WHAT YOU ARE ASKED TO DO. Set the listing down again exactly, please, apart from its pictures.
-- BEGIN --
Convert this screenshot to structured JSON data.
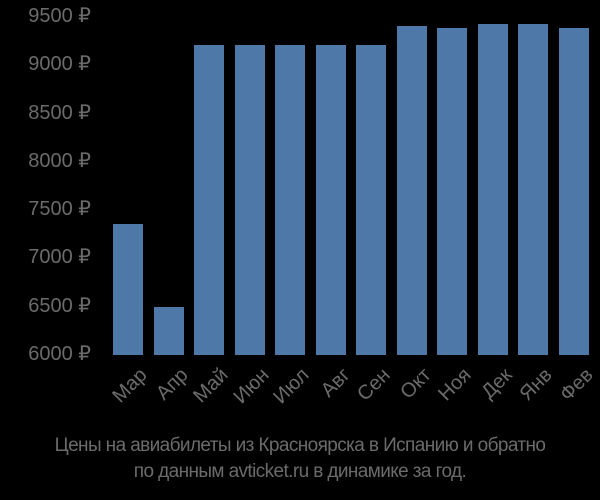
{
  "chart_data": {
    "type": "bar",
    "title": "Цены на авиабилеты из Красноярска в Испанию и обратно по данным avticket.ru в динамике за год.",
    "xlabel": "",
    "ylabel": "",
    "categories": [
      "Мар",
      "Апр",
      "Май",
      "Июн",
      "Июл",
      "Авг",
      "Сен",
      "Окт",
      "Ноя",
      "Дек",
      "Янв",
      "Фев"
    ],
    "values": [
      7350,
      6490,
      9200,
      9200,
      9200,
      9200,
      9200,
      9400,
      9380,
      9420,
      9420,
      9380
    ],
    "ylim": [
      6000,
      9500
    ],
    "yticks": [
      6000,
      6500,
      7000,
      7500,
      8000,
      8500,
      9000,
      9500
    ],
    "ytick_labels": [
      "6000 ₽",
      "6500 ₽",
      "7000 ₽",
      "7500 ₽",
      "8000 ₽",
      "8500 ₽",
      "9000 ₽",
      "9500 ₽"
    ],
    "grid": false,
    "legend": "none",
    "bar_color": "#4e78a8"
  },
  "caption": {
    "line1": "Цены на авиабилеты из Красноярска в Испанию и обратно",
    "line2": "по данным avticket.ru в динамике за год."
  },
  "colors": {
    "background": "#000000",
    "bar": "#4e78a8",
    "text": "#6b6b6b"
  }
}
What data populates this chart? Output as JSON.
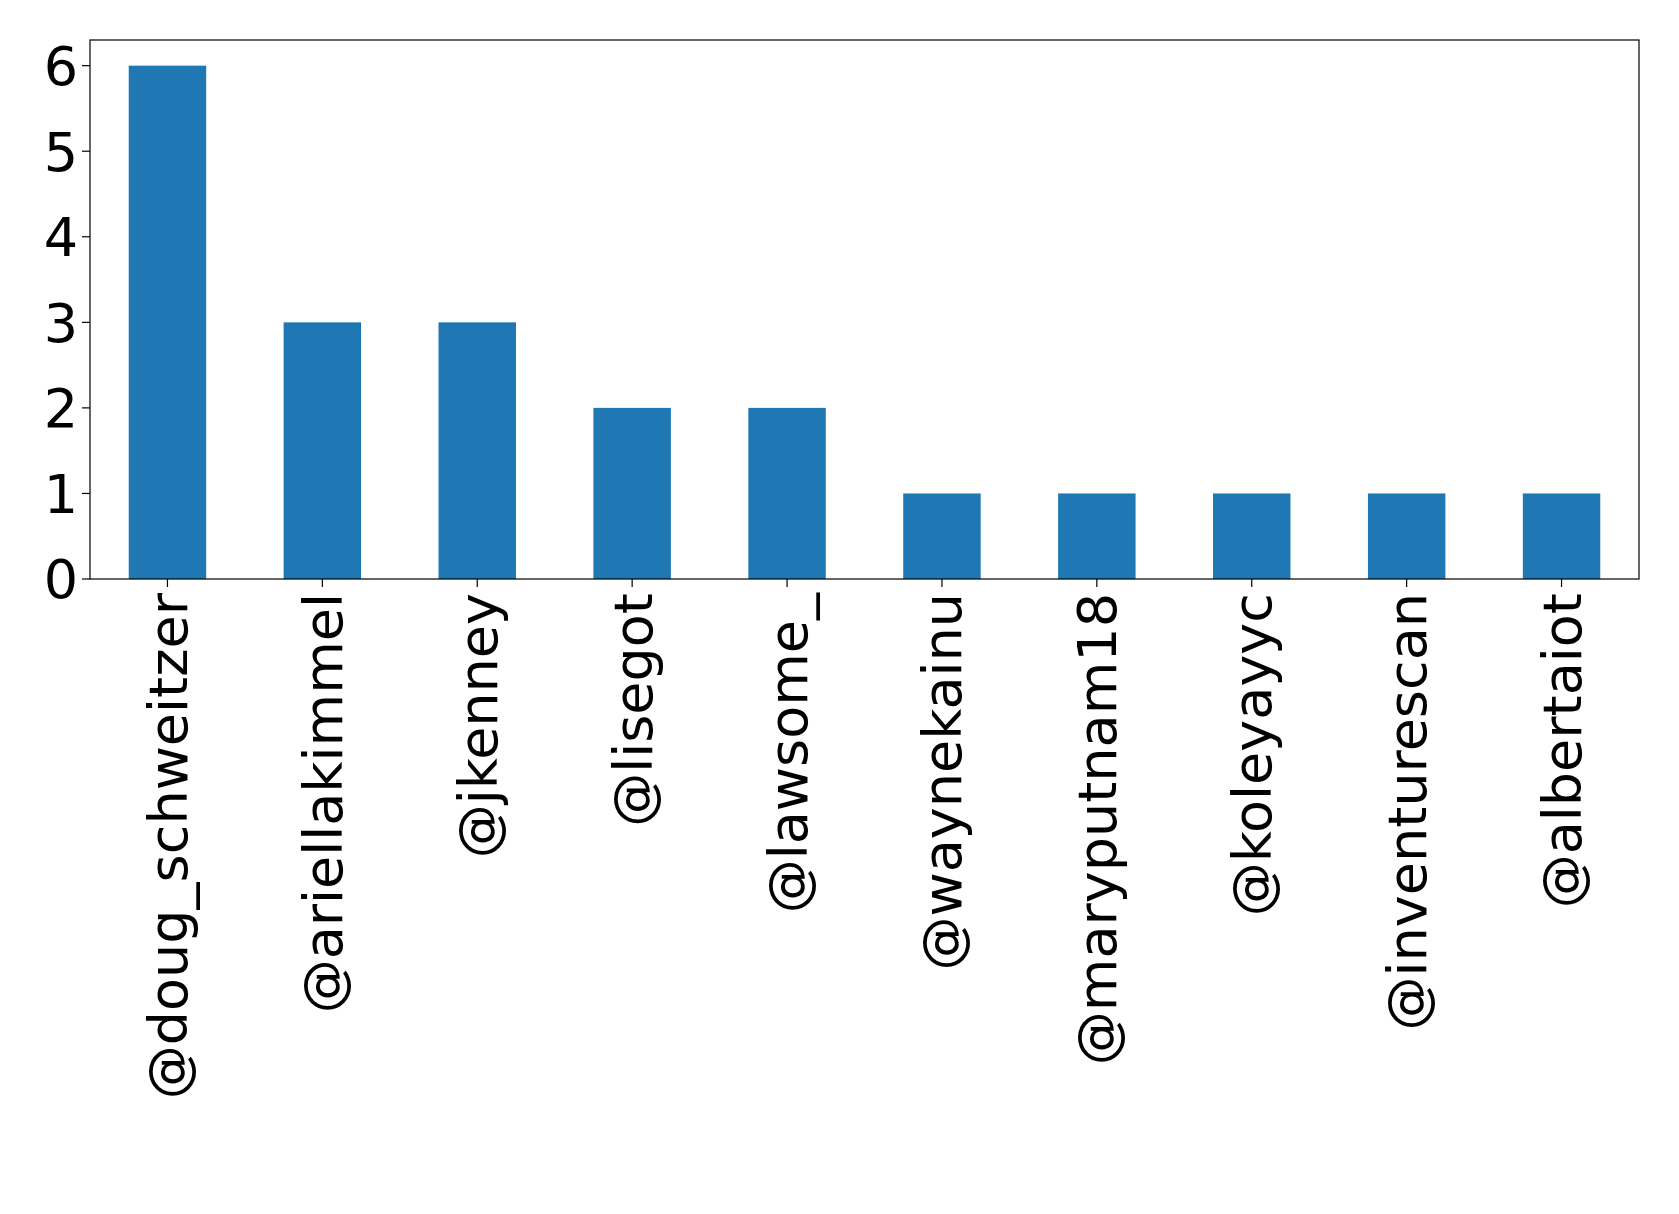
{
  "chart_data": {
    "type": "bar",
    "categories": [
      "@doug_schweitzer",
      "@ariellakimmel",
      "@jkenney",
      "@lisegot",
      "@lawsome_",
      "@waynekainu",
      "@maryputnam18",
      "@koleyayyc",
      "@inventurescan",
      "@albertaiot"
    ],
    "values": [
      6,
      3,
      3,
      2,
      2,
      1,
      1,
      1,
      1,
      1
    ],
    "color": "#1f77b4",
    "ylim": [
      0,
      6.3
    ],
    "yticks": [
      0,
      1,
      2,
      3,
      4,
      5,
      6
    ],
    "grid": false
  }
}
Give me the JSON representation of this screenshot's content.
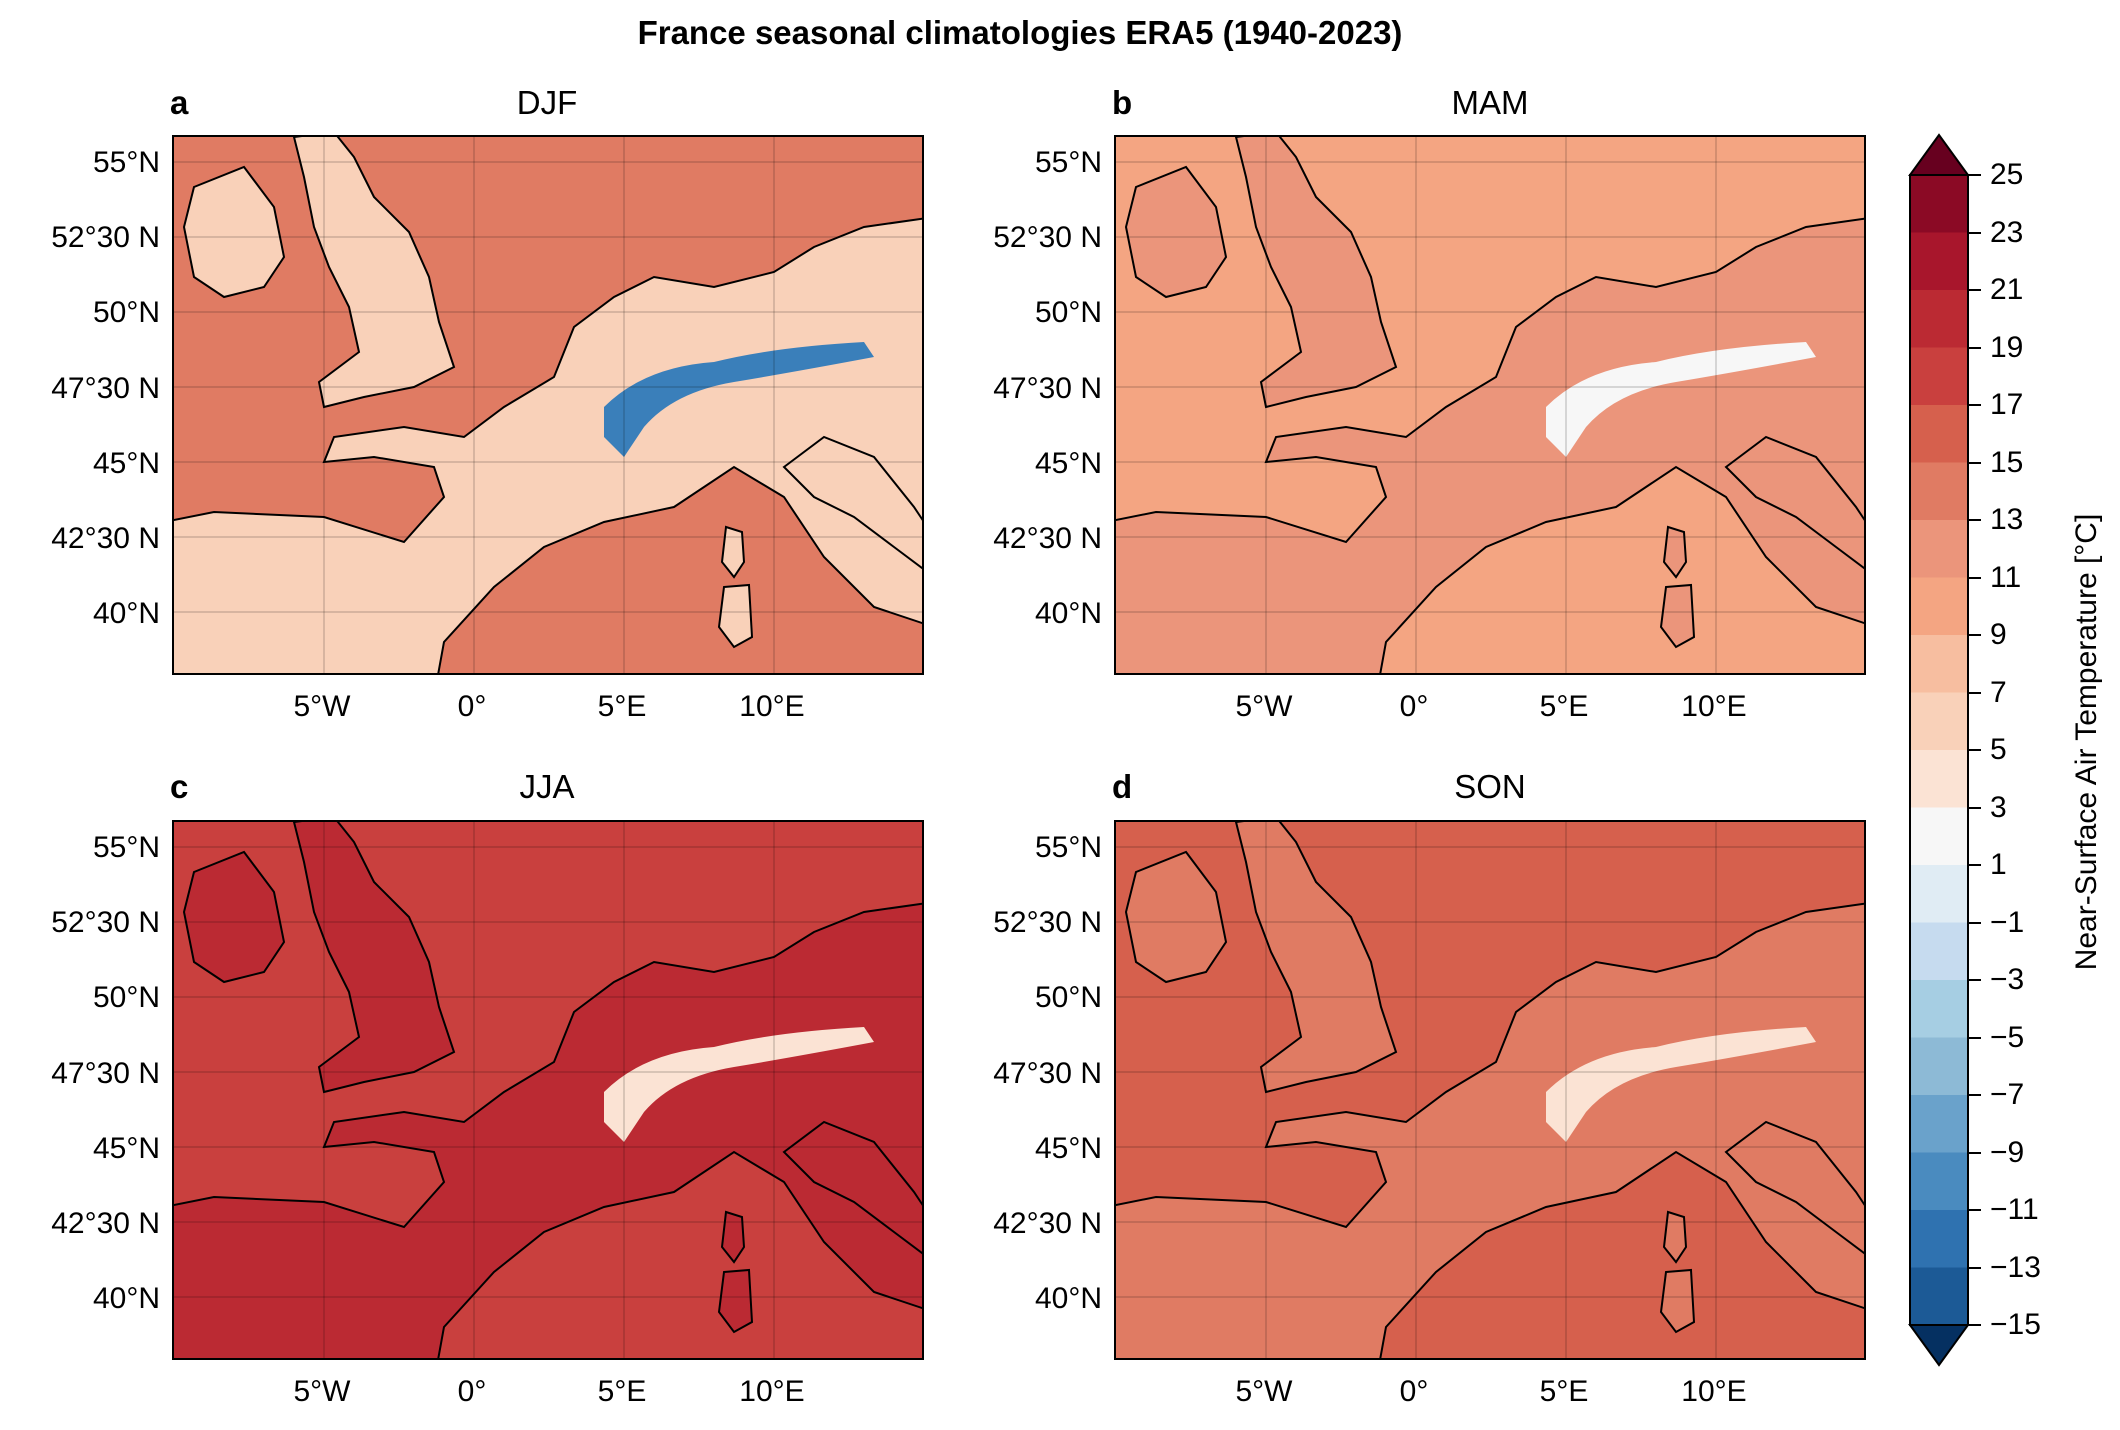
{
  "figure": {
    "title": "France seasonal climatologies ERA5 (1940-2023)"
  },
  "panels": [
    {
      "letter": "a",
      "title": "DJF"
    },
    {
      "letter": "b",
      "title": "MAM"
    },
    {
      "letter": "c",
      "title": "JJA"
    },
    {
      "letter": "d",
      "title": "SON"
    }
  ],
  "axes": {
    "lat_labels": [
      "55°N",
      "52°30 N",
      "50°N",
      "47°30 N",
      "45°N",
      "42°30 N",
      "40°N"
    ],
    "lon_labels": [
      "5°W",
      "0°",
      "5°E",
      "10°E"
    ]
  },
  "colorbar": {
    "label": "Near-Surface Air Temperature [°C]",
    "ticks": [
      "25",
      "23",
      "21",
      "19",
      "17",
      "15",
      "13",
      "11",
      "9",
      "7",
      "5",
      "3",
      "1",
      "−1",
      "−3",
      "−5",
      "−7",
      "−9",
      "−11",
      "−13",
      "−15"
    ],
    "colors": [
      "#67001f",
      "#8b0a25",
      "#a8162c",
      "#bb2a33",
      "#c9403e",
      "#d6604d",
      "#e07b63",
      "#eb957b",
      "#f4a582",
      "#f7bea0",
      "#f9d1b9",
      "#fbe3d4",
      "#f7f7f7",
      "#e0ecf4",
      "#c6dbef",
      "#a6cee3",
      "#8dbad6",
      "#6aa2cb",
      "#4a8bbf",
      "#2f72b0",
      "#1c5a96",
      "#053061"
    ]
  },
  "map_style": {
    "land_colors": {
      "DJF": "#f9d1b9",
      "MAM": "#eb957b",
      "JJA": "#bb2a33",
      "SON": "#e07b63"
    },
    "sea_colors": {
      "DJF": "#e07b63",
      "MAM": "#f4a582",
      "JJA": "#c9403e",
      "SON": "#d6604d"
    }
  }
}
-- END --
ANSWER TO THE TASK.
Convert this screenshot to structured JSON data.
{
  "chart_data": {
    "type": "bar",
    "title": "Цены на авиабилеты из Красноярска в Испанию и обратно по данным avticket.ru в динамике за год.",
    "xlabel": "",
    "ylabel": "",
    "categories": [
      "Мар",
      "Апр",
      "Май",
      "Июн",
      "Июл",
      "Авг",
      "Сен",
      "Окт",
      "Ноя",
      "Дек",
      "Янв",
      "Фев"
    ],
    "values": [
      7350,
      6490,
      9200,
      9200,
      9200,
      9200,
      9200,
      9400,
      9380,
      9420,
      9420,
      9380
    ],
    "ylim": [
      6000,
      9500
    ],
    "yticks": [
      6000,
      6500,
      7000,
      7500,
      8000,
      8500,
      9000,
      9500
    ],
    "ytick_labels": [
      "6000 ₽",
      "6500 ₽",
      "7000 ₽",
      "7500 ₽",
      "8000 ₽",
      "8500 ₽",
      "9000 ₽",
      "9500 ₽"
    ],
    "grid": false,
    "legend": "none",
    "bar_color": "#4e78a8"
  },
  "caption": {
    "line1": "Цены на авиабилеты из Красноярска в Испанию и обратно",
    "line2": "по данным avticket.ru в динамике за год."
  },
  "colors": {
    "background": "#000000",
    "bar": "#4e78a8",
    "text": "#6b6b6b"
  }
}
What data populates this chart? Output as JSON.
{
  "chart_data": {
    "type": "bar",
    "categories": [
      "@doug_schweitzer",
      "@ariellakimmel",
      "@jkenney",
      "@lisegot",
      "@lawsome_",
      "@waynekainu",
      "@maryputnam18",
      "@koleyayyc",
      "@inventurescan",
      "@albertaiot"
    ],
    "values": [
      6,
      3,
      3,
      2,
      2,
      1,
      1,
      1,
      1,
      1
    ],
    "color": "#1f77b4",
    "ylim": [
      0,
      6.3
    ],
    "yticks": [
      0,
      1,
      2,
      3,
      4,
      5,
      6
    ],
    "grid": false
  }
}
Give me the JSON representation of this screenshot's content.
{
  "figure": {
    "title": "France seasonal climatologies ERA5 (1940-2023)"
  },
  "panels": [
    {
      "letter": "a",
      "title": "DJF"
    },
    {
      "letter": "b",
      "title": "MAM"
    },
    {
      "letter": "c",
      "title": "JJA"
    },
    {
      "letter": "d",
      "title": "SON"
    }
  ],
  "axes": {
    "lat_labels": [
      "55°N",
      "52°30 N",
      "50°N",
      "47°30 N",
      "45°N",
      "42°30 N",
      "40°N"
    ],
    "lon_labels": [
      "5°W",
      "0°",
      "5°E",
      "10°E"
    ]
  },
  "colorbar": {
    "label": "Near-Surface Air Temperature [°C]",
    "ticks": [
      "25",
      "23",
      "21",
      "19",
      "17",
      "15",
      "13",
      "11",
      "9",
      "7",
      "5",
      "3",
      "1",
      "−1",
      "−3",
      "−5",
      "−7",
      "−9",
      "−11",
      "−13",
      "−15"
    ],
    "colors": [
      "#67001f",
      "#8b0a25",
      "#a8162c",
      "#bb2a33",
      "#c9403e",
      "#d6604d",
      "#e07b63",
      "#eb957b",
      "#f4a582",
      "#f7bea0",
      "#f9d1b9",
      "#fbe3d4",
      "#f7f7f7",
      "#e0ecf4",
      "#c6dbef",
      "#a6cee3",
      "#8dbad6",
      "#6aa2cb",
      "#4a8bbf",
      "#2f72b0",
      "#1c5a96",
      "#053061"
    ]
  },
  "map_style": {
    "land_colors": {
      "DJF": "#f9d1b9",
      "MAM": "#eb957b",
      "JJA": "#bb2a33",
      "SON": "#e07b63"
    },
    "sea_colors": {
      "DJF": "#e07b63",
      "MAM": "#f4a582",
      "JJA": "#c9403e",
      "SON": "#d6604d"
    }
  }
}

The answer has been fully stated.